Goal of the exercise: Using the records provided below, locate and copy each line that contains the word "right".

(Recorded data)
* Start *

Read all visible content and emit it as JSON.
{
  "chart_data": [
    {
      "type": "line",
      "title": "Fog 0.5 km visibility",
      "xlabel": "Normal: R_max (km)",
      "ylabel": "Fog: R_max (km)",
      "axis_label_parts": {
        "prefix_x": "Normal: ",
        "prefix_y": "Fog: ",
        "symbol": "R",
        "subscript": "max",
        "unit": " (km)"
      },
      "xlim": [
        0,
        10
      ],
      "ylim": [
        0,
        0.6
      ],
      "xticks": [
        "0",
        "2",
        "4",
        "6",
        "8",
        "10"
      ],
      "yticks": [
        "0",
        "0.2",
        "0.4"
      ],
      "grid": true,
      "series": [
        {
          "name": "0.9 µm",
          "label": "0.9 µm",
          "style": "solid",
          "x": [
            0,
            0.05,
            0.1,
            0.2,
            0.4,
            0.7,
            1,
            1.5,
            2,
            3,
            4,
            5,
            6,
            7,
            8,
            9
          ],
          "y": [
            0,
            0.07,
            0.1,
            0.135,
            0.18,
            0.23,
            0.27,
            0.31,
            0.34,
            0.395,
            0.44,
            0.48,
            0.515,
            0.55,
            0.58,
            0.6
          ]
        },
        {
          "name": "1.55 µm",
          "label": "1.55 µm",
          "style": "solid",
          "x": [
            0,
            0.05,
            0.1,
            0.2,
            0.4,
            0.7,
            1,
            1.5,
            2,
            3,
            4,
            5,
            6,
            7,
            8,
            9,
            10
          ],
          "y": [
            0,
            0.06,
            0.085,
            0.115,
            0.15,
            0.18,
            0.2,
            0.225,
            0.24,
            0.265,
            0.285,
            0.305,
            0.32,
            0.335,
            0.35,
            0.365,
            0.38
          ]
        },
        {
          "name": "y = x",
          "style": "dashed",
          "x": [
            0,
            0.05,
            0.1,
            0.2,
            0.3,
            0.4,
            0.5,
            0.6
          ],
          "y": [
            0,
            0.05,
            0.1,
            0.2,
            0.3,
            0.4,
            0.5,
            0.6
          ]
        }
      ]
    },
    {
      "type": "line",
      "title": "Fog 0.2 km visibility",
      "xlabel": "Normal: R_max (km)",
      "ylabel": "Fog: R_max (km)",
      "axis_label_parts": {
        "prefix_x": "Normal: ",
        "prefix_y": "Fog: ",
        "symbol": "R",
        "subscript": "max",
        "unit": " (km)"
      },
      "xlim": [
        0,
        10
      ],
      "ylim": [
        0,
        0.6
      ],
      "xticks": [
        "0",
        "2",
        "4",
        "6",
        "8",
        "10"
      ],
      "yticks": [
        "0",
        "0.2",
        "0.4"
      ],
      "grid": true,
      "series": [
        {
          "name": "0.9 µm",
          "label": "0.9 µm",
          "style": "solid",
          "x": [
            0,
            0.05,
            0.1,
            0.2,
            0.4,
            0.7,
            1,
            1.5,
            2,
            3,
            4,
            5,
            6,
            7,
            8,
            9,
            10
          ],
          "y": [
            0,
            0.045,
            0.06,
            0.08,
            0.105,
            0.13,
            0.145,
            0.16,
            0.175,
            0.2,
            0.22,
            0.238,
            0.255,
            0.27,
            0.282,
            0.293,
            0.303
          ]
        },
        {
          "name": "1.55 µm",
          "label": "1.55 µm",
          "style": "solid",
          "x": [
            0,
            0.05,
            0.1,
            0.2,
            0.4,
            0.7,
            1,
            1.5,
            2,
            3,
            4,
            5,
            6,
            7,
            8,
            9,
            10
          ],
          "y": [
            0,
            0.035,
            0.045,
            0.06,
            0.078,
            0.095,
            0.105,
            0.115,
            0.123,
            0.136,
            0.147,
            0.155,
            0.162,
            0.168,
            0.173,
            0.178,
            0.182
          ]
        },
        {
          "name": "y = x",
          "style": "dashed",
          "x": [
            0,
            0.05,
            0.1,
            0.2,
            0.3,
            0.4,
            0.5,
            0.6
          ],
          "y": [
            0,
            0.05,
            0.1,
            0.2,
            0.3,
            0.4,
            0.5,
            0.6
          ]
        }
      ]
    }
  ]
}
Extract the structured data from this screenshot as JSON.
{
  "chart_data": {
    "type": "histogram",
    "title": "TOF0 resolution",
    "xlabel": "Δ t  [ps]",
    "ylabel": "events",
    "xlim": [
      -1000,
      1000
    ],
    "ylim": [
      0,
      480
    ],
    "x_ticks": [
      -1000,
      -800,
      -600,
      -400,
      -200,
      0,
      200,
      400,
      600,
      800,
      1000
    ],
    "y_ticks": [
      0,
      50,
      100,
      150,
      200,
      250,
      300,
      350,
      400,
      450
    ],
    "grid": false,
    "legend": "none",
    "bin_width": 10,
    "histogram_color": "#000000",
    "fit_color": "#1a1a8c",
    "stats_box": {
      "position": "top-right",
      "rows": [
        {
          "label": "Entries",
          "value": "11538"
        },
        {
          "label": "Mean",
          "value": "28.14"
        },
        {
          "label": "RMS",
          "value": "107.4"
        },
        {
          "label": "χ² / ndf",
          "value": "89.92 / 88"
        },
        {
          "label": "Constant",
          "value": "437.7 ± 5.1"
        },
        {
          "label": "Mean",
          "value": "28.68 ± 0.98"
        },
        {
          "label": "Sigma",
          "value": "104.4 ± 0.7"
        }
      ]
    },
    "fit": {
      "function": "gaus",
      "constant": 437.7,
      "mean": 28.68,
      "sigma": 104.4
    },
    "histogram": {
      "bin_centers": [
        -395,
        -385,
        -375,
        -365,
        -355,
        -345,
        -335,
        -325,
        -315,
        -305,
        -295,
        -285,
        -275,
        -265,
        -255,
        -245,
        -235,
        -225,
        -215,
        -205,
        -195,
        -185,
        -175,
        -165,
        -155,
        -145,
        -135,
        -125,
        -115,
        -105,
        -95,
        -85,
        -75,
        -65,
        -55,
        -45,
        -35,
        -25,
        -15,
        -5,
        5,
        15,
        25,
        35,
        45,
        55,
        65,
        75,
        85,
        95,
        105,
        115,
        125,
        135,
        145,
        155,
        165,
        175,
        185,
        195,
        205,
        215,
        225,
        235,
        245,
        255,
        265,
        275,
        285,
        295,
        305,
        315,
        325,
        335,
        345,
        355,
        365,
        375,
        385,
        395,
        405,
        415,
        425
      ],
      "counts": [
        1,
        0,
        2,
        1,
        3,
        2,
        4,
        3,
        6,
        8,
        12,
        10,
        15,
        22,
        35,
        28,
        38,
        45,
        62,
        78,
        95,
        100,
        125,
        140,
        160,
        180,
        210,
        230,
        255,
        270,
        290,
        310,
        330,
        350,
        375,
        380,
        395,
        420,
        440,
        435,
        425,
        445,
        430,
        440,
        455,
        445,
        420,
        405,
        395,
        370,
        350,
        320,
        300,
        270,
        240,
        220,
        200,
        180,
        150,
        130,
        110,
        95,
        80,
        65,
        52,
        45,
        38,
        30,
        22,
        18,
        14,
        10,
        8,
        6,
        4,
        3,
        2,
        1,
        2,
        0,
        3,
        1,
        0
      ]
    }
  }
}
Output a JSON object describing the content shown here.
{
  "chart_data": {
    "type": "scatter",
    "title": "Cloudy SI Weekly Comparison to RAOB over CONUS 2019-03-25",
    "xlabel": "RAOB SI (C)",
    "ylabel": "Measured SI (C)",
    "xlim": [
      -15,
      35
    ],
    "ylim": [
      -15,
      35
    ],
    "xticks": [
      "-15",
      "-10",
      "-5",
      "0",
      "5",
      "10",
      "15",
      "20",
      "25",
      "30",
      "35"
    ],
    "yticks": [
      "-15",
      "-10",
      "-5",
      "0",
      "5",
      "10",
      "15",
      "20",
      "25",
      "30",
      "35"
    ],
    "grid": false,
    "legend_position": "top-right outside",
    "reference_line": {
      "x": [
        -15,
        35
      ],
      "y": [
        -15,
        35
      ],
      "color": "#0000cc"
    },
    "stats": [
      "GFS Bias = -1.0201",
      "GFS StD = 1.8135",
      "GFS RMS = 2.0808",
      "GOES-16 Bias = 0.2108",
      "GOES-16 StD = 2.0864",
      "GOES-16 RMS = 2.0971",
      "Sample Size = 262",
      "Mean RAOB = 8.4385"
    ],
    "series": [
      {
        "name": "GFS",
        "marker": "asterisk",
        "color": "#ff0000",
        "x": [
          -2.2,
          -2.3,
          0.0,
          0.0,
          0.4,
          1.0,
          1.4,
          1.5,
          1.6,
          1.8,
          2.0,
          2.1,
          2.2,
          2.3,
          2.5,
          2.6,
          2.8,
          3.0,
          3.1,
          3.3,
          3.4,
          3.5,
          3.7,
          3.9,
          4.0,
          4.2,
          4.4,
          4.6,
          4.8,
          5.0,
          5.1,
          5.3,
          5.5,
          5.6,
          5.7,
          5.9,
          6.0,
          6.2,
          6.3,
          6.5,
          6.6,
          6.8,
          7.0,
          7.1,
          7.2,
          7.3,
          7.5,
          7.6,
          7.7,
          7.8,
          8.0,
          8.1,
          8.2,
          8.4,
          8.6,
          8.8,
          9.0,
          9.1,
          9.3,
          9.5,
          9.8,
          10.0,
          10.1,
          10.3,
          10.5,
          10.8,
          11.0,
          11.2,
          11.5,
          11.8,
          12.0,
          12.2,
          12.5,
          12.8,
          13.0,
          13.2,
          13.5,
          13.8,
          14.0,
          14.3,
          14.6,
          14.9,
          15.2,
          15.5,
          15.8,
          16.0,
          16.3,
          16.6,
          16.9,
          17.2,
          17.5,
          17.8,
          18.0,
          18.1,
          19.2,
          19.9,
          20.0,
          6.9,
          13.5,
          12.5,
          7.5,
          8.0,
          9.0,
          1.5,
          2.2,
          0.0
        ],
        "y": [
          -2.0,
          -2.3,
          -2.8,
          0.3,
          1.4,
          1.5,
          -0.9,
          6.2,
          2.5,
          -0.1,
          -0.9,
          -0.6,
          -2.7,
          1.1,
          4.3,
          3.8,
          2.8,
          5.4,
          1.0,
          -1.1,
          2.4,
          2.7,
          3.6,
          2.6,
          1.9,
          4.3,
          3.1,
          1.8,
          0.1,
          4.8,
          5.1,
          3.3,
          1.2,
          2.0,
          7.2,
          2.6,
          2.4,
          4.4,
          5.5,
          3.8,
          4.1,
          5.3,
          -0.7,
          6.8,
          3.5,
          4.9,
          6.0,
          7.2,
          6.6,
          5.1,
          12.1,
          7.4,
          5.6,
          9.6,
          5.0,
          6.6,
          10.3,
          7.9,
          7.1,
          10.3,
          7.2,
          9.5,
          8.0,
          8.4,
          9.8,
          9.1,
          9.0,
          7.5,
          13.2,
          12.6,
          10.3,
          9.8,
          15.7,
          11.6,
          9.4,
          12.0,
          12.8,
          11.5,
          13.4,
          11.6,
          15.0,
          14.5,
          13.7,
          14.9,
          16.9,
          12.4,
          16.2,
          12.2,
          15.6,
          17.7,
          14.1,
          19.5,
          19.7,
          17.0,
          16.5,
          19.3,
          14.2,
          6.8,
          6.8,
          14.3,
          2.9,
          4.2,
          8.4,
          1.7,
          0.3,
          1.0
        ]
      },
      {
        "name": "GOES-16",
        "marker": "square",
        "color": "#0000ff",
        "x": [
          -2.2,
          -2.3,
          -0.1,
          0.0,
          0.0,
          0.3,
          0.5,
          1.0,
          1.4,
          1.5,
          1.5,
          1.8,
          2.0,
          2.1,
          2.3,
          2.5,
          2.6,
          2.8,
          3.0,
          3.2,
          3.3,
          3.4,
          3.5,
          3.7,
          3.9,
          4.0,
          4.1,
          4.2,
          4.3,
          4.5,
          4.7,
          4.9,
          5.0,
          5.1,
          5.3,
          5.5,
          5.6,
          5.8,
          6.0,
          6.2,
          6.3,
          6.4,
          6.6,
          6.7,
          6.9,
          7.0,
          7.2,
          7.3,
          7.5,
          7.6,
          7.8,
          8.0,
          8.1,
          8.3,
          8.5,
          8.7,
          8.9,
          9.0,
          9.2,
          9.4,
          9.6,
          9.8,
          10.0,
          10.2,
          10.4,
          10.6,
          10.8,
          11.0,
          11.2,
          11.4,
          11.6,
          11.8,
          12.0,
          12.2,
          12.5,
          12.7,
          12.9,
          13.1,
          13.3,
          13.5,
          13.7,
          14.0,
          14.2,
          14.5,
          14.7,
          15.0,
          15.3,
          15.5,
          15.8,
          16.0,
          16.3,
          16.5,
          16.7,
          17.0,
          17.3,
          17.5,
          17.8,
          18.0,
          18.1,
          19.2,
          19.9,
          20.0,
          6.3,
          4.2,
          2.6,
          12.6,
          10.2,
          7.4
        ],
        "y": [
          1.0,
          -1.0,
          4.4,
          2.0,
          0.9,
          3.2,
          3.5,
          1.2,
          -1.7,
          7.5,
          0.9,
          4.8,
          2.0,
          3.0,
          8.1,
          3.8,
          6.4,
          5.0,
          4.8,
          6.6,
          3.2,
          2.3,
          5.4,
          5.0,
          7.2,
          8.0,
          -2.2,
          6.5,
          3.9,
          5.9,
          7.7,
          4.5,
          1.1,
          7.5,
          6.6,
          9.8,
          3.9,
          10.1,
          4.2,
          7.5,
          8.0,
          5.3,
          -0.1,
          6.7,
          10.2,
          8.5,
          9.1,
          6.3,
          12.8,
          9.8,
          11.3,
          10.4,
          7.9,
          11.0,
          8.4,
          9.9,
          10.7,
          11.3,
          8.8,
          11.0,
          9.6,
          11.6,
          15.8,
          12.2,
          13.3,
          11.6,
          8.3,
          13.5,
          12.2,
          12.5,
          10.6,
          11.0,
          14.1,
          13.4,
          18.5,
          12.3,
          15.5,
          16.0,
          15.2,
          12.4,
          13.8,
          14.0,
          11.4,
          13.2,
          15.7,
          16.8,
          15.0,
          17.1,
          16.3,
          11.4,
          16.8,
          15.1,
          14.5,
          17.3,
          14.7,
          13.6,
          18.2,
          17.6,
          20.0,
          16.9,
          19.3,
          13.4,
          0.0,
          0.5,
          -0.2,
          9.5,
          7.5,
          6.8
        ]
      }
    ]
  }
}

* End *

Expected output:
      "position": "top-right",
    "legend_position": "top-right outside",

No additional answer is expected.